** EXERCISE DIRECTIONS **
Copy all the material below, exactly as it stands.

** RECORDS PROVIDED **
[Start]
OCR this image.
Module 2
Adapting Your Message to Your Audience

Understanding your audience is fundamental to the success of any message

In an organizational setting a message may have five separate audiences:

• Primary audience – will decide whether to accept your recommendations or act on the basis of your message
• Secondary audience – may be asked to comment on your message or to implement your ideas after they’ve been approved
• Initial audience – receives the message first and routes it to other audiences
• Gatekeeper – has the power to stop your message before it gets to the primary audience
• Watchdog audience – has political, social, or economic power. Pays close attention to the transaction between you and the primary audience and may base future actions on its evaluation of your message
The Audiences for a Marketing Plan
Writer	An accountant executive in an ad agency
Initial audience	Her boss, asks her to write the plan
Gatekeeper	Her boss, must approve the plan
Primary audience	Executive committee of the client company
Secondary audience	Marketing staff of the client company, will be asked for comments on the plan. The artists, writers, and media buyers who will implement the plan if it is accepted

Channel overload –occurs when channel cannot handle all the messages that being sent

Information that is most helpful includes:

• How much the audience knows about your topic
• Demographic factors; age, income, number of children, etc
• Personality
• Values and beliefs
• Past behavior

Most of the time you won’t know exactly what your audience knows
[End]
** TASK OUTPUT **
OCR this image.
Module 2
Adapting Your Message to Your Audience

Understanding your audience is fundamental to the success of any message

In an organizational setting a message may have five separate audiences:

• Primary audience – will decide whether to accept your recommendations or act on the basis of your message
• Secondary audience – may be asked to comment on your message or to implement your ideas after they’ve been approved
• Initial audience – receives the message first and routes it to other audiences
• Gatekeeper – has the power to stop your message before it gets to the primary audience
• Watchdog audience – has political, social, or economic power. Pays close attention to the transaction between you and the primary audience and may base future actions on its evaluation of your message
The Audiences for a Marketing Plan
Writer	An accountant executive in an ad agency
Initial audience	Her boss, asks her to write the plan
Gatekeeper	Her boss, must approve the plan
Primary audience	Executive committee of the client company
Secondary audience	Marketing staff of the client company, will be asked for comments on the plan. The artists, writers, and media buyers who will implement the plan if it is accepted

Channel overload –occurs when channel cannot handle all the messages that being sent

Information that is most helpful includes:

• How much the audience knows about your topic
• Demographic factors; age, income, number of children, etc
• Personality
• Values and beliefs
• Past behavior

Most of the time you won’t know exactly what your audience knows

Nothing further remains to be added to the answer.